TASK INSTRUCTIONS: Copy every record word for word.

(Stored items)

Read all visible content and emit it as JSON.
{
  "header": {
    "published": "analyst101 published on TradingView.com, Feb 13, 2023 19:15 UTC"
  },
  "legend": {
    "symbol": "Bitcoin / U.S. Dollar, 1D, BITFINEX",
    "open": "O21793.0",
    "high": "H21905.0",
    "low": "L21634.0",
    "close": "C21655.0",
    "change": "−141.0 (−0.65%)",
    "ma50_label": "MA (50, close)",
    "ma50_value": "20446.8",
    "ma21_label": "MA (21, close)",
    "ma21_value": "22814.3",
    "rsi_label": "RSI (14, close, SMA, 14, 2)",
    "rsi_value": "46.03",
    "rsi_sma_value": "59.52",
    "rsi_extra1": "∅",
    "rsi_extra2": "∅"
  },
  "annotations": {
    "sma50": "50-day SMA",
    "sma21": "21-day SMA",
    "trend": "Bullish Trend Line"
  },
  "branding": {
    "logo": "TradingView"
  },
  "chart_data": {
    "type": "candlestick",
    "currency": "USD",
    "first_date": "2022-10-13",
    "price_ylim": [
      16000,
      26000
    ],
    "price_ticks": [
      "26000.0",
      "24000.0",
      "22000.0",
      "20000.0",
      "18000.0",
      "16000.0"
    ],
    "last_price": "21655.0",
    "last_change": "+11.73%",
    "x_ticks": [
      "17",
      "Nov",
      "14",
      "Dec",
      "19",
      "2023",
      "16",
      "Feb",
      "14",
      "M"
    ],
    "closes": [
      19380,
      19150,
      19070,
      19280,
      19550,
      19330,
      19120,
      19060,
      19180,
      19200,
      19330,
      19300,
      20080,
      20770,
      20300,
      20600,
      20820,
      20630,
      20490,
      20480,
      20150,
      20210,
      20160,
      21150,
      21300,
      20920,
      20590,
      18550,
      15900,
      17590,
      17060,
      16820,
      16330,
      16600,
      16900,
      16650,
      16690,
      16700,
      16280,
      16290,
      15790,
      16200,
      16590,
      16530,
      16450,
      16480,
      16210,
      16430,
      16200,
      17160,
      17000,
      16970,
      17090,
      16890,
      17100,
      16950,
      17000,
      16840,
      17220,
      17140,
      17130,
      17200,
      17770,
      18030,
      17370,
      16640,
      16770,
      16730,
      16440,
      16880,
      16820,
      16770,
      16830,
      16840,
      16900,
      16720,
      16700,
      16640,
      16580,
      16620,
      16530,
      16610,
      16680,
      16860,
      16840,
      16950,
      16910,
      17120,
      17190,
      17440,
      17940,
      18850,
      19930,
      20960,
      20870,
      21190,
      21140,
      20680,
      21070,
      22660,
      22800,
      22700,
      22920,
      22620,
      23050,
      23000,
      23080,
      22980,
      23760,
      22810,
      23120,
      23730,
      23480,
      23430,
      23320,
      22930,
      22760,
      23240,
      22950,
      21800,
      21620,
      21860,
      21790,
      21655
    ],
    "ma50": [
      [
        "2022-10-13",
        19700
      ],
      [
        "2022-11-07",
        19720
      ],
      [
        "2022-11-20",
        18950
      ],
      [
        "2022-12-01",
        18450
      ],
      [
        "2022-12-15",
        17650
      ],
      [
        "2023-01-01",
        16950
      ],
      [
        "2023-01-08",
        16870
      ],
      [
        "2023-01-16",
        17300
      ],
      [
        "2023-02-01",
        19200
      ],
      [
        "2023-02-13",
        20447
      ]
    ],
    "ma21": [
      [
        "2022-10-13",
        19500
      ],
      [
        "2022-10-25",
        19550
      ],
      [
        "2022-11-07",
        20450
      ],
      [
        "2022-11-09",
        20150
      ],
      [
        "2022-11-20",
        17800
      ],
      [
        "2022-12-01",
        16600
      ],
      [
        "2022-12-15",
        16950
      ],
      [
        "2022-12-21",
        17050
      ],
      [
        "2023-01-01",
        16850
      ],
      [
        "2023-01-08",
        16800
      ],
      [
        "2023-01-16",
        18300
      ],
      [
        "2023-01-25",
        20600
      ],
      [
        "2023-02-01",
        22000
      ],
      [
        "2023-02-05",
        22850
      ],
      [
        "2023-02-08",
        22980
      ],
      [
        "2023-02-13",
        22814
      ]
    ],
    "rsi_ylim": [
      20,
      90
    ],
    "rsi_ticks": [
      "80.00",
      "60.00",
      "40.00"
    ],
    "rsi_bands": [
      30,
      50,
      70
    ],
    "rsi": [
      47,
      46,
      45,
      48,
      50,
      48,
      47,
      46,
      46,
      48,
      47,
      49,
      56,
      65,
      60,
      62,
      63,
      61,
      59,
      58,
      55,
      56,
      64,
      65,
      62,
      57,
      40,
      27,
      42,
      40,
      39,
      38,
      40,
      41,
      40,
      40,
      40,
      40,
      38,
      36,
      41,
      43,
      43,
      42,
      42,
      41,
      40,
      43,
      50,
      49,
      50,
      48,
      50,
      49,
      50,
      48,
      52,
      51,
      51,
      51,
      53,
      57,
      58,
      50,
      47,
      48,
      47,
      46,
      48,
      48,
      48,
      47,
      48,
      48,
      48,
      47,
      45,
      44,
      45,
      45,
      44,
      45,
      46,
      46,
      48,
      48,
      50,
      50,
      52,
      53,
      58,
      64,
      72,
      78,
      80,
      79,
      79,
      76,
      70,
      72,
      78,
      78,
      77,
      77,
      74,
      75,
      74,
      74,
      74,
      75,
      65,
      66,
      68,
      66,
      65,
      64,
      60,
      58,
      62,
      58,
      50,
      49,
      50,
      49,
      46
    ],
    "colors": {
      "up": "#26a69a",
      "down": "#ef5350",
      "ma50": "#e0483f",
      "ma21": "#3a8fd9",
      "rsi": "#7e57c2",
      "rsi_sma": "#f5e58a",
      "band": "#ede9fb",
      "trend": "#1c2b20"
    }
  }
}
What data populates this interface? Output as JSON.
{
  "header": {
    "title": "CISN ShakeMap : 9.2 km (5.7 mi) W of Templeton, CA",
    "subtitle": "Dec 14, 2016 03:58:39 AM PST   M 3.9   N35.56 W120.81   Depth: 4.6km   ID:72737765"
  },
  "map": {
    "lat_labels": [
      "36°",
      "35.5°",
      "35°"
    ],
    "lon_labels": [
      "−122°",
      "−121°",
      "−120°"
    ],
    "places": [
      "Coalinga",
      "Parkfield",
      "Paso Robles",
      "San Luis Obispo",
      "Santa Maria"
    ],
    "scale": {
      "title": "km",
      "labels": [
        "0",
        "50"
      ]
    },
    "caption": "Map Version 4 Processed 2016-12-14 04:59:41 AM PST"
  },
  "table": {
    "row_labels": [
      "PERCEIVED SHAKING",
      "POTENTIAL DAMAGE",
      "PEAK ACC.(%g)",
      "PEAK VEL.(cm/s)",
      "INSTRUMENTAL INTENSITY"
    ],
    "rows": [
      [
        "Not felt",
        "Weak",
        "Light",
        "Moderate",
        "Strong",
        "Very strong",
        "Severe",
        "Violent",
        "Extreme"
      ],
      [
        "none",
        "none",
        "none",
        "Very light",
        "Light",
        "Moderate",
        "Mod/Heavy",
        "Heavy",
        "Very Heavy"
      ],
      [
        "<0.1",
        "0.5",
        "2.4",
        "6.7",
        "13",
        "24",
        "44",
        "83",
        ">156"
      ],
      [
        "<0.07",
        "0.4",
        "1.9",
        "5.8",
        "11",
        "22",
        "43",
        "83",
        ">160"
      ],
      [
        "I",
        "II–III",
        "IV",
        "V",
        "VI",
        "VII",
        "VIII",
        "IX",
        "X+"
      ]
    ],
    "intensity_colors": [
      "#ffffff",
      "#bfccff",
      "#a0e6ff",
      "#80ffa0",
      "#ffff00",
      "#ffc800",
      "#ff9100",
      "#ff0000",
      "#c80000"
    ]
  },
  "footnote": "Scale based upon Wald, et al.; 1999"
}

FINAL RESULT:
Read all visible content and emit it as JSON.
{
  "header": {
    "published": "analyst101 published on TradingView.com, Feb 13, 2023 19:15 UTC"
  },
  "legend": {
    "symbol": "Bitcoin / U.S. Dollar, 1D, BITFINEX",
    "open": "O21793.0",
    "high": "H21905.0",
    "low": "L21634.0",
    "close": "C21655.0",
    "change": "−141.0 (−0.65%)",
    "ma50_label": "MA (50, close)",
    "ma50_value": "20446.8",
    "ma21_label": "MA (21, close)",
    "ma21_value": "22814.3",
    "rsi_label": "RSI (14, close, SMA, 14, 2)",
    "rsi_value": "46.03",
    "rsi_sma_value": "59.52",
    "rsi_extra1": "∅",
    "rsi_extra2": "∅"
  },
  "annotations": {
    "sma50": "50-day SMA",
    "sma21": "21-day SMA",
    "trend": "Bullish Trend Line"
  },
  "branding": {
    "logo": "TradingView"
  },
  "chart_data": {
    "type": "candlestick",
    "currency": "USD",
    "first_date": "2022-10-13",
    "price_ylim": [
      16000,
      26000
    ],
    "price_ticks": [
      "26000.0",
      "24000.0",
      "22000.0",
      "20000.0",
      "18000.0",
      "16000.0"
    ],
    "last_price": "21655.0",
    "last_change": "+11.73%",
    "x_ticks": [
      "17",
      "Nov",
      "14",
      "Dec",
      "19",
      "2023",
      "16",
      "Feb",
      "14",
      "M"
    ],
    "closes": [
      19380,
      19150,
      19070,
      19280,
      19550,
      19330,
      19120,
      19060,
      19180,
      19200,
      19330,
      19300,
      20080,
      20770,
      20300,
      20600,
      20820,
      20630,
      20490,
      20480,
      20150,
      20210,
      20160,
      21150,
      21300,
      20920,
      20590,
      18550,
      15900,
      17590,
      17060,
      16820,
      16330,
      16600,
      16900,
      16650,
      16690,
      16700,
      16280,
      16290,
      15790,
      16200,
      16590,
      16530,
      16450,
      16480,
      16210,
      16430,
      16200,
      17160,
      17000,
      16970,
      17090,
      16890,
      17100,
      16950,
      17000,
      16840,
      17220,
      17140,
      17130,
      17200,
      17770,
      18030,
      17370,
      16640,
      16770,
      16730,
      16440,
      16880,
      16820,
      16770,
      16830,
      16840,
      16900,
      16720,
      16700,
      16640,
      16580,
      16620,
      16530,
      16610,
      16680,
      16860,
      16840,
      16950,
      16910,
      17120,
      17190,
      17440,
      17940,
      18850,
      19930,
      20960,
      20870,
      21190,
      21140,
      20680,
      21070,
      22660,
      22800,
      22700,
      22920,
      22620,
      23050,
      23000,
      23080,
      22980,
      23760,
      22810,
      23120,
      23730,
      23480,
      23430,
      23320,
      22930,
      22760,
      23240,
      22950,
      21800,
      21620,
      21860,
      21790,
      21655
    ],
    "ma50": [
      [
        "2022-10-13",
        19700
      ],
      [
        "2022-11-07",
        19720
      ],
      [
        "2022-11-20",
        18950
      ],
      [
        "2022-12-01",
        18450
      ],
      [
        "2022-12-15",
        17650
      ],
      [
        "2023-01-01",
        16950
      ],
      [
        "2023-01-08",
        16870
      ],
      [
        "2023-01-16",
        17300
      ],
      [
        "2023-02-01",
        19200
      ],
      [
        "2023-02-13",
        20447
      ]
    ],
    "ma21": [
      [
        "2022-10-13",
        19500
      ],
      [
        "2022-10-25",
        19550
      ],
      [
        "2022-11-07",
        20450
      ],
      [
        "2022-11-09",
        20150
      ],
      [
        "2022-11-20",
        17800
      ],
      [
        "2022-12-01",
        16600
      ],
      [
        "2022-12-15",
        16950
      ],
      [
        "2022-12-21",
        17050
      ],
      [
        "2023-01-01",
        16850
      ],
      [
        "2023-01-08",
        16800
      ],
      [
        "2023-01-16",
        18300
      ],
      [
        "2023-01-25",
        20600
      ],
      [
        "2023-02-01",
        22000
      ],
      [
        "2023-02-05",
        22850
      ],
      [
        "2023-02-08",
        22980
      ],
      [
        "2023-02-13",
        22814
      ]
    ],
    "rsi_ylim": [
      20,
      90
    ],
    "rsi_ticks": [
      "80.00",
      "60.00",
      "40.00"
    ],
    "rsi_bands": [
      30,
      50,
      70
    ],
    "rsi": [
      47,
      46,
      45,
      48,
      50,
      48,
      47,
      46,
      46,
      48,
      47,
      49,
      56,
      65,
      60,
      62,
      63,
      61,
      59,
      58,
      55,
      56,
      64,
      65,
      62,
      57,
      40,
      27,
      42,
      40,
      39,
      38,
      40,
      41,
      40,
      40,
      40,
      40,
      38,
      36,
      41,
      43,
      43,
      42,
      42,
      41,
      40,
      43,
      50,
      49,
      50,
      48,
      50,
      49,
      50,
      48,
      52,
      51,
      51,
      51,
      53,
      57,
      58,
      50,
      47,
      48,
      47,
      46,
      48,
      48,
      48,
      47,
      48,
      48,
      48,
      47,
      45,
      44,
      45,
      45,
      44,
      45,
      46,
      46,
      48,
      48,
      50,
      50,
      52,
      53,
      58,
      64,
      72,
      78,
      80,
      79,
      79,
      76,
      70,
      72,
      78,
      78,
      77,
      77,
      74,
      75,
      74,
      74,
      74,
      75,
      65,
      66,
      68,
      66,
      65,
      64,
      60,
      58,
      62,
      58,
      50,
      49,
      50,
      49,
      46
    ],
    "colors": {
      "up": "#26a69a",
      "down": "#ef5350",
      "ma50": "#e0483f",
      "ma21": "#3a8fd9",
      "rsi": "#7e57c2",
      "rsi_sma": "#f5e58a",
      "band": "#ede9fb",
      "trend": "#1c2b20"
    }
  }
}
What data populates this interface? Output as JSON.
{
  "header": {
    "title": "CISN ShakeMap : 9.2 km (5.7 mi) W of Templeton, CA",
    "subtitle": "Dec 14, 2016 03:58:39 AM PST   M 3.9   N35.56 W120.81   Depth: 4.6km   ID:72737765"
  },
  "map": {
    "lat_labels": [
      "36°",
      "35.5°",
      "35°"
    ],
    "lon_labels": [
      "−122°",
      "−121°",
      "−120°"
    ],
    "places": [
      "Coalinga",
      "Parkfield",
      "Paso Robles",
      "San Luis Obispo",
      "Santa Maria"
    ],
    "scale": {
      "title": "km",
      "labels": [
        "0",
        "50"
      ]
    },
    "caption": "Map Version 4 Processed 2016-12-14 04:59:41 AM PST"
  },
  "table": {
    "row_labels": [
      "PERCEIVED SHAKING",
      "POTENTIAL DAMAGE",
      "PEAK ACC.(%g)",
      "PEAK VEL.(cm/s)",
      "INSTRUMENTAL INTENSITY"
    ],
    "rows": [
      [
        "Not felt",
        "Weak",
        "Light",
        "Moderate",
        "Strong",
        "Very strong",
        "Severe",
        "Violent",
        "Extreme"
      ],
      [
        "none",
        "none",
        "none",
        "Very light",
        "Light",
        "Moderate",
        "Mod/Heavy",
        "Heavy",
        "Very Heavy"
      ],
      [
        "<0.1",
        "0.5",
        "2.4",
        "6.7",
        "13",
        "24",
        "44",
        "83",
        ">156"
      ],
      [
        "<0.07",
        "0.4",
        "1.9",
        "5.8",
        "11",
        "22",
        "43",
        "83",
        ">160"
      ],
      [
        "I",
        "II–III",
        "IV",
        "V",
        "VI",
        "VII",
        "VIII",
        "IX",
        "X+"
      ]
    ],
    "intensity_colors": [
      "#ffffff",
      "#bfccff",
      "#a0e6ff",
      "#80ffa0",
      "#ffff00",
      "#ffc800",
      "#ff9100",
      "#ff0000",
      "#c80000"
    ]
  },
  "footnote": "Scale based upon Wald, et al.; 1999"
}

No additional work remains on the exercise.